# Problem statement:
Tally the lines containing the word "DANA" and give the total alone.

# Data provided:
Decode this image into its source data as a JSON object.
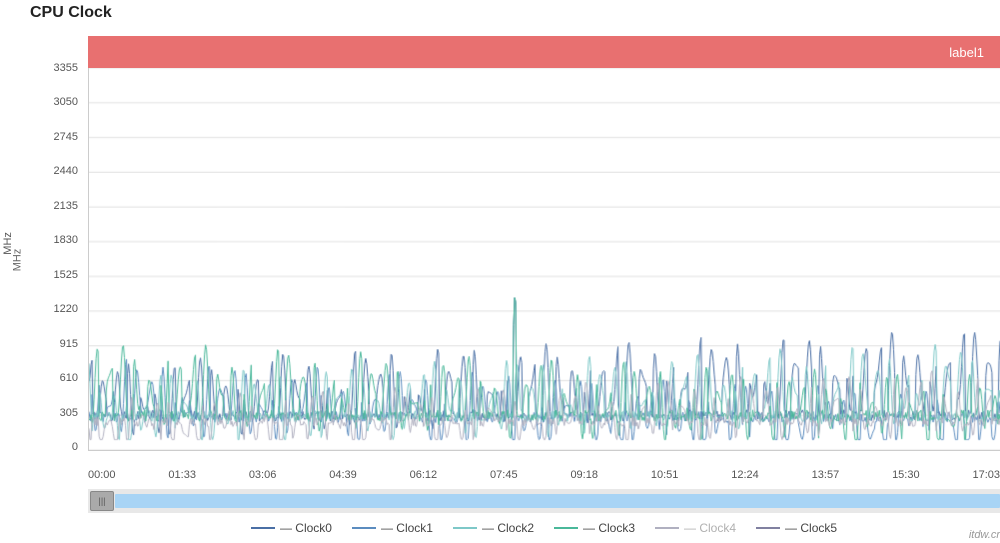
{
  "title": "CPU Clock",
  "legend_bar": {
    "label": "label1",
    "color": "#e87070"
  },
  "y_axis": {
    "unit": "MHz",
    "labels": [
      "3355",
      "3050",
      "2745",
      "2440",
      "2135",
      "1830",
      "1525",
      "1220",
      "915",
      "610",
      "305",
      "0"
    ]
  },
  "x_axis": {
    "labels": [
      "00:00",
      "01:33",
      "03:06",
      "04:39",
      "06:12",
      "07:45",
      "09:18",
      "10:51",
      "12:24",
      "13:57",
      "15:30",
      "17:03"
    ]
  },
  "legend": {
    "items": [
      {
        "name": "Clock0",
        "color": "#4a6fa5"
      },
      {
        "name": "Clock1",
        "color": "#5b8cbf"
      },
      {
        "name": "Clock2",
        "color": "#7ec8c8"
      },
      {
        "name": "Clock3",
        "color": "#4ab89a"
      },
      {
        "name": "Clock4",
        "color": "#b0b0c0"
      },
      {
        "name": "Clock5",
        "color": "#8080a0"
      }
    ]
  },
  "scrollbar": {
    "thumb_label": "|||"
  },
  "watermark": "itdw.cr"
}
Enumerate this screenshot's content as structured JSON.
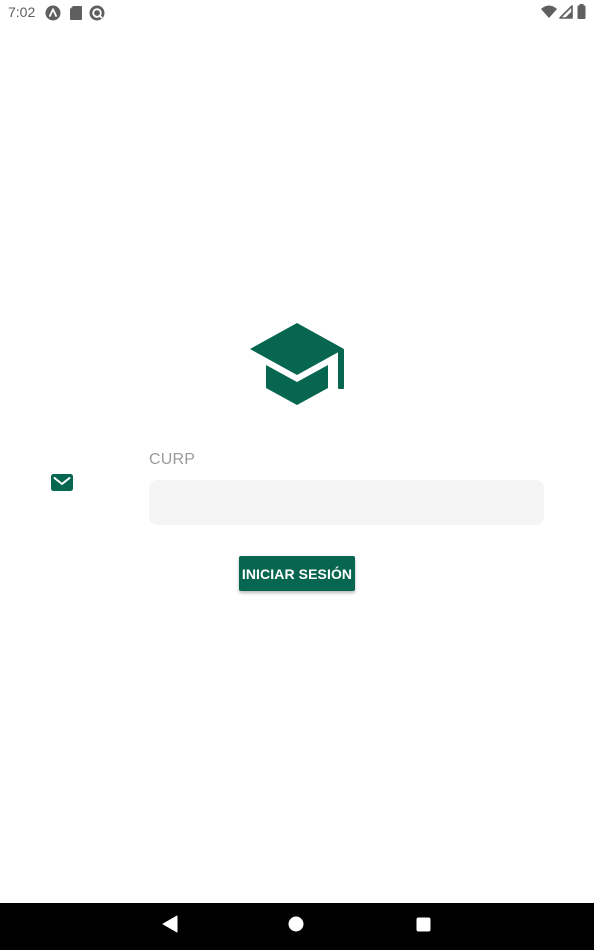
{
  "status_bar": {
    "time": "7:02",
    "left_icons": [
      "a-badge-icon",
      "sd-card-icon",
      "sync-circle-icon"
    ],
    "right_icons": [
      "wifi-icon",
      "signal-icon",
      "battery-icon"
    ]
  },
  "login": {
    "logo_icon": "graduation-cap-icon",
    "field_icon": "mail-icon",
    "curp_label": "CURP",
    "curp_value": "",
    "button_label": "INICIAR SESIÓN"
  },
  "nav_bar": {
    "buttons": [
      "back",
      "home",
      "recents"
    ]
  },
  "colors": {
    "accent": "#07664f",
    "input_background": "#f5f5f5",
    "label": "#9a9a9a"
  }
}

...

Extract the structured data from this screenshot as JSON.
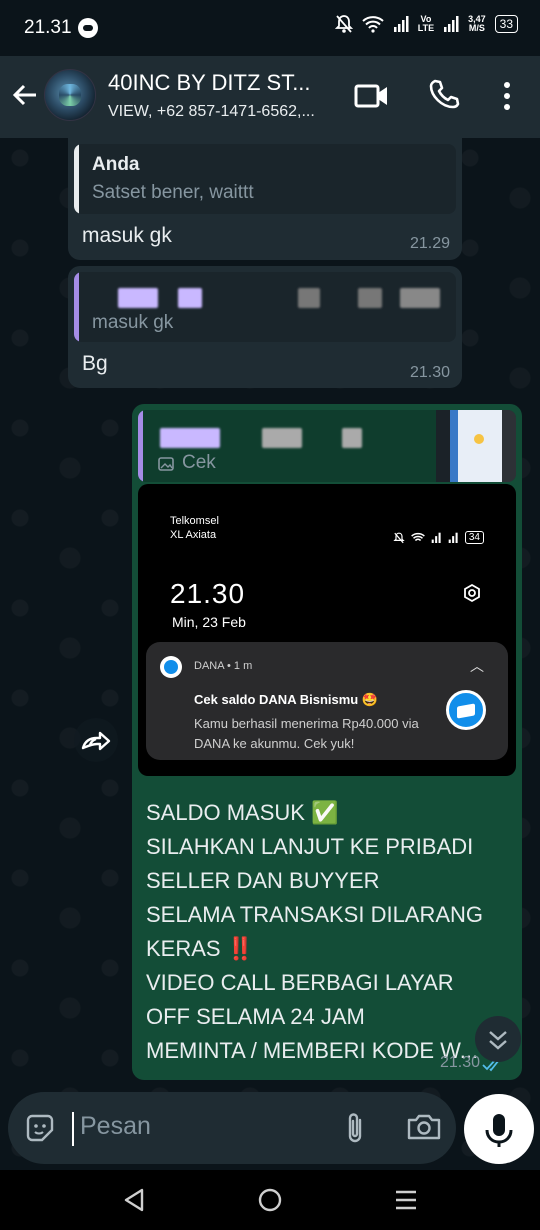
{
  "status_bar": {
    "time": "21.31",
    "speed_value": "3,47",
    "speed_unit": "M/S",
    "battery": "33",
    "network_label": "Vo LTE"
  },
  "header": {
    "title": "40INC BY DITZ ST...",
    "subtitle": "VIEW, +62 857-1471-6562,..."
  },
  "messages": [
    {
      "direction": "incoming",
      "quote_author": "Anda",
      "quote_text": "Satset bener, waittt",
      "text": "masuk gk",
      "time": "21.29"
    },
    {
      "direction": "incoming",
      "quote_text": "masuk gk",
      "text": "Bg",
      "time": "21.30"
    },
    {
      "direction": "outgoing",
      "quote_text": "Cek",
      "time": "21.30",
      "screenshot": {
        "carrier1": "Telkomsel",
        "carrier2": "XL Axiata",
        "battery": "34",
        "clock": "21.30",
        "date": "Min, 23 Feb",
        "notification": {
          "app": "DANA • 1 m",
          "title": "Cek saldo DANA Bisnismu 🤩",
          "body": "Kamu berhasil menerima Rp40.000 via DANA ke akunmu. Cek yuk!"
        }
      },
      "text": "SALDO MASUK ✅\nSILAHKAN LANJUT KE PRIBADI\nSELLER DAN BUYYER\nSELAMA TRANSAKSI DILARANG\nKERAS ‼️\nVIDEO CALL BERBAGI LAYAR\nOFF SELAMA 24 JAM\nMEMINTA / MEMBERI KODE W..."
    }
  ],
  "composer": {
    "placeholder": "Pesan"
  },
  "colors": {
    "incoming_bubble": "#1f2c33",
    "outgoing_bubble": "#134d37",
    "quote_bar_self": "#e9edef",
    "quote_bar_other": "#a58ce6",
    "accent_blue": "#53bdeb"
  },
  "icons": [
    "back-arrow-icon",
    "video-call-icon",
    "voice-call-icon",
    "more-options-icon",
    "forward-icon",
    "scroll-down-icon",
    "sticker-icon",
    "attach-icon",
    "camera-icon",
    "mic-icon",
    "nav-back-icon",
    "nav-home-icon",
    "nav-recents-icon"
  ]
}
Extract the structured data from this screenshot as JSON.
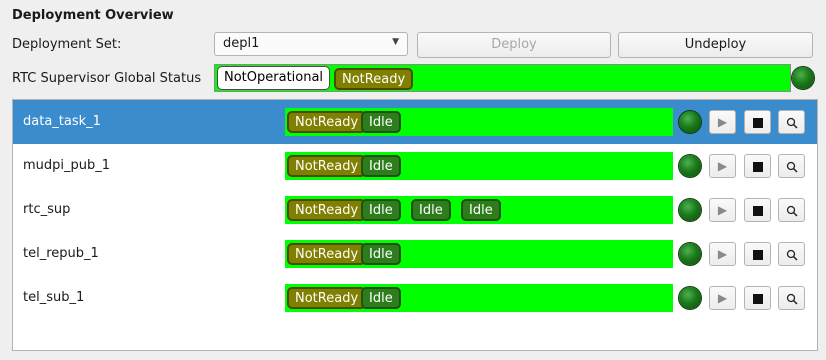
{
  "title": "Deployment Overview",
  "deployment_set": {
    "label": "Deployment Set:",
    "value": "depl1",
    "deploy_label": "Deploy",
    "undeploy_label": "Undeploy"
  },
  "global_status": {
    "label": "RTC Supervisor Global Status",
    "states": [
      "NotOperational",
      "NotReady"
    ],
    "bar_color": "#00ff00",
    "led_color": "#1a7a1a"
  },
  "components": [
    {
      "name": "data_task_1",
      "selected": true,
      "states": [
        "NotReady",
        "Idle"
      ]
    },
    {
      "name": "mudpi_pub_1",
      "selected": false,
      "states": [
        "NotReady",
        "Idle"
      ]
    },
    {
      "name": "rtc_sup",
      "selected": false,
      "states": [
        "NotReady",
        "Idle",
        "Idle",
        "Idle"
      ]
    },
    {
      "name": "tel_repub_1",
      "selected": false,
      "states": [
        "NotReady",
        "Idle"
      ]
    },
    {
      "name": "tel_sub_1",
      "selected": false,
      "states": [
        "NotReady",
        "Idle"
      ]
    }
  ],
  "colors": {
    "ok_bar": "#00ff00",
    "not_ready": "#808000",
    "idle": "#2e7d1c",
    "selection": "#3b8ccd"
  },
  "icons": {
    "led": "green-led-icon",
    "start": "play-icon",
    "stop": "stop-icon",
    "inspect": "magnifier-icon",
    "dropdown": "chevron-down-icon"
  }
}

# Answer to the problem:
3